§ ENTRIES SUPPLIED
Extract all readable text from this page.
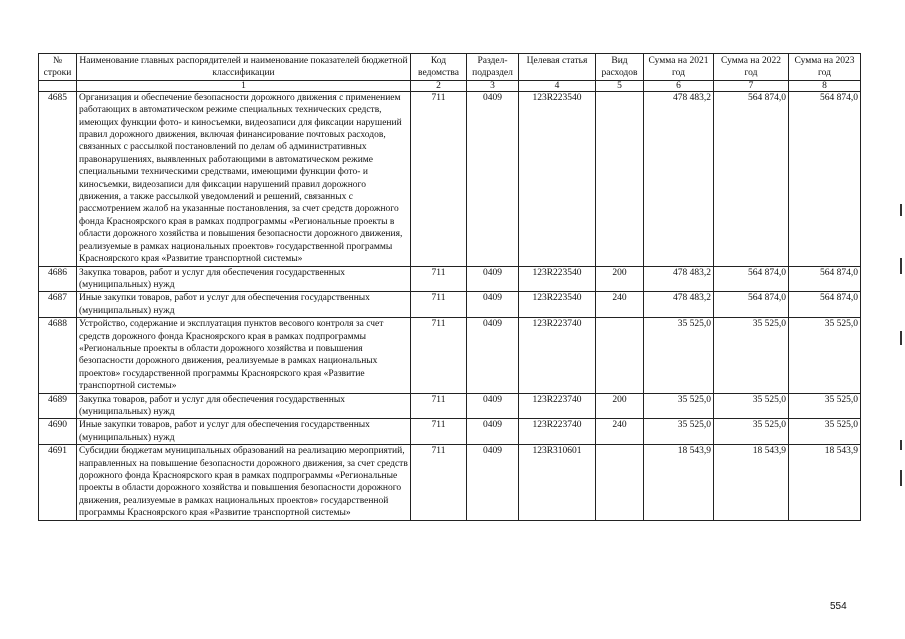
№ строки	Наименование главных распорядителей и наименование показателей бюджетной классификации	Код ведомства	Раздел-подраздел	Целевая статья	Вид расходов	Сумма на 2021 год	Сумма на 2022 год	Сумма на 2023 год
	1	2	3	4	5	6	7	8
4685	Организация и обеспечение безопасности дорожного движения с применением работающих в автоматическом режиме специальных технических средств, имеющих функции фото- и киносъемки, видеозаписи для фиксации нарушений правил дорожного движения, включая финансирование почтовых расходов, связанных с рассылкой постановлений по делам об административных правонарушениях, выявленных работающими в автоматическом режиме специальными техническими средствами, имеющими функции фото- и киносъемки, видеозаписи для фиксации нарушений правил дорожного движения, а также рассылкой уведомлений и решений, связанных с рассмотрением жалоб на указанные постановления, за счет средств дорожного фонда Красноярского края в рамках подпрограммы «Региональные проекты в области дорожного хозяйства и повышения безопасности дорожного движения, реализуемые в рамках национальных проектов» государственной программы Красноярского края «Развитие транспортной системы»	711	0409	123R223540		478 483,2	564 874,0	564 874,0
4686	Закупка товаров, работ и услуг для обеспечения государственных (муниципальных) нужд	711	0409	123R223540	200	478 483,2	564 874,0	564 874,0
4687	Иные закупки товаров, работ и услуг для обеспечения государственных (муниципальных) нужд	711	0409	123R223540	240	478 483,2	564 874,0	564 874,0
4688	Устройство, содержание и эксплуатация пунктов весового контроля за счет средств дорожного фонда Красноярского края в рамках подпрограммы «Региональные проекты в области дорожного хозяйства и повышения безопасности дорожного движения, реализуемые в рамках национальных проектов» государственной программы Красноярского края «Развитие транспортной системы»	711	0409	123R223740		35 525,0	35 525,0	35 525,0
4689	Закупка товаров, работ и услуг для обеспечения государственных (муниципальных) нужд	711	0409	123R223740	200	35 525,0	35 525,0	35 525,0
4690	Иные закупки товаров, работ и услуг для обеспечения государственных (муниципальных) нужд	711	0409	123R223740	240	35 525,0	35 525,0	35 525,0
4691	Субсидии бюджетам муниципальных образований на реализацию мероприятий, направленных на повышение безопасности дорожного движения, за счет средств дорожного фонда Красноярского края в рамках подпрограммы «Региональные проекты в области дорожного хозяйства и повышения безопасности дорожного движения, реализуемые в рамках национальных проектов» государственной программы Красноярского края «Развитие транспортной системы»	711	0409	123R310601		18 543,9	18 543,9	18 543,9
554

---

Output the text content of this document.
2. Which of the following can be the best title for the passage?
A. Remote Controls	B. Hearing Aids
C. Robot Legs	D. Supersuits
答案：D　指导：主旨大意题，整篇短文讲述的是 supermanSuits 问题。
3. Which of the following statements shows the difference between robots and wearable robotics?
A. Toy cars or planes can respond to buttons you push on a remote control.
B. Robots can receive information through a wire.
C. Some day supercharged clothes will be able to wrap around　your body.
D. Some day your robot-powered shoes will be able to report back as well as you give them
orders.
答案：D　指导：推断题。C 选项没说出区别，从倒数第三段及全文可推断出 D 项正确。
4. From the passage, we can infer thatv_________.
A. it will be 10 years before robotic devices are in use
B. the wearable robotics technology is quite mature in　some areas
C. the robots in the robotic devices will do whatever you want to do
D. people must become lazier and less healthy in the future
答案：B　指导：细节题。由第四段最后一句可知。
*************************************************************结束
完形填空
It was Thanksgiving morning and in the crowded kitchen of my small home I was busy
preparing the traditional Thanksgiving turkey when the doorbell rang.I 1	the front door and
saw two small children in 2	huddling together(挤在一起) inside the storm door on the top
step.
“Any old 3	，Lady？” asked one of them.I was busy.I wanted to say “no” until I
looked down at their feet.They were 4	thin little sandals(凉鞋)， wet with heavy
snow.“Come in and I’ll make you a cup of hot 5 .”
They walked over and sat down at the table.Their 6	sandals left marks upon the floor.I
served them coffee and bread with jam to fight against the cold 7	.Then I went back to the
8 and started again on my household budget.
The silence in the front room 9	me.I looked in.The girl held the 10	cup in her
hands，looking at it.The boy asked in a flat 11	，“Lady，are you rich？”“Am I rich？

---

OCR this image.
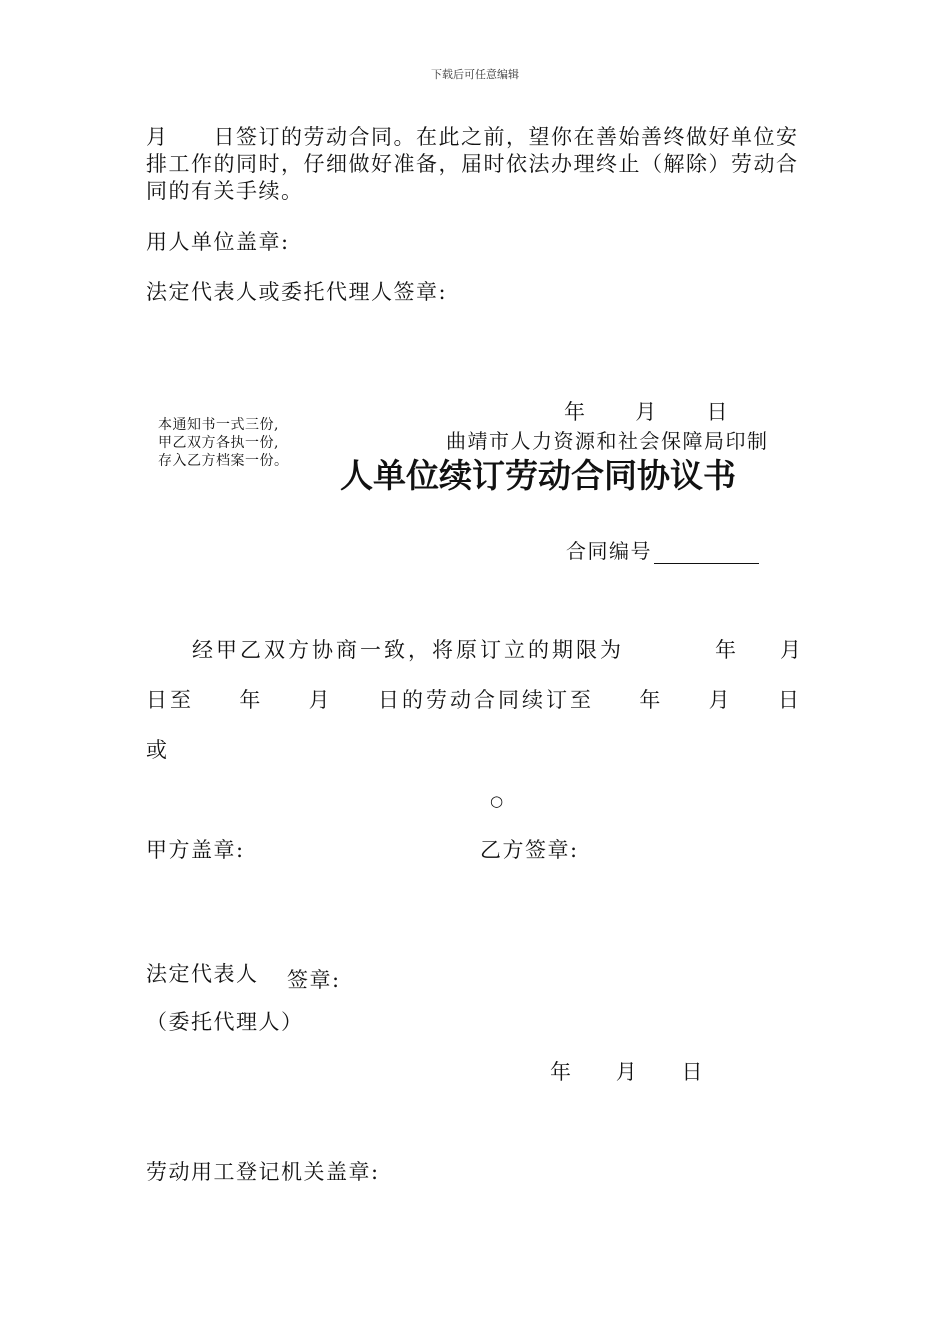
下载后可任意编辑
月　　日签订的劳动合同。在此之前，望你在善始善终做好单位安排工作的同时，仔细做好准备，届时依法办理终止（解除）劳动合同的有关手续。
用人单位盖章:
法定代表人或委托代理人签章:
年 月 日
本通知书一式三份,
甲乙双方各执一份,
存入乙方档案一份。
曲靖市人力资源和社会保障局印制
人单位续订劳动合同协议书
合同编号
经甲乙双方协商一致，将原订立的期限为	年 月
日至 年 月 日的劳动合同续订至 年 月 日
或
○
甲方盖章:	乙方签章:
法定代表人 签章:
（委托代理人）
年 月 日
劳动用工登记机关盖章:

§ TASK PROMPT
From the entries above, copy every line containing the word "back".

§ ANSWER TO THE PROBLEM
D. Some day your robot-powered shoes will be able to report back as well as you give them
served them coffee and bread with jam to fight against the cold 7	.Then I went back to the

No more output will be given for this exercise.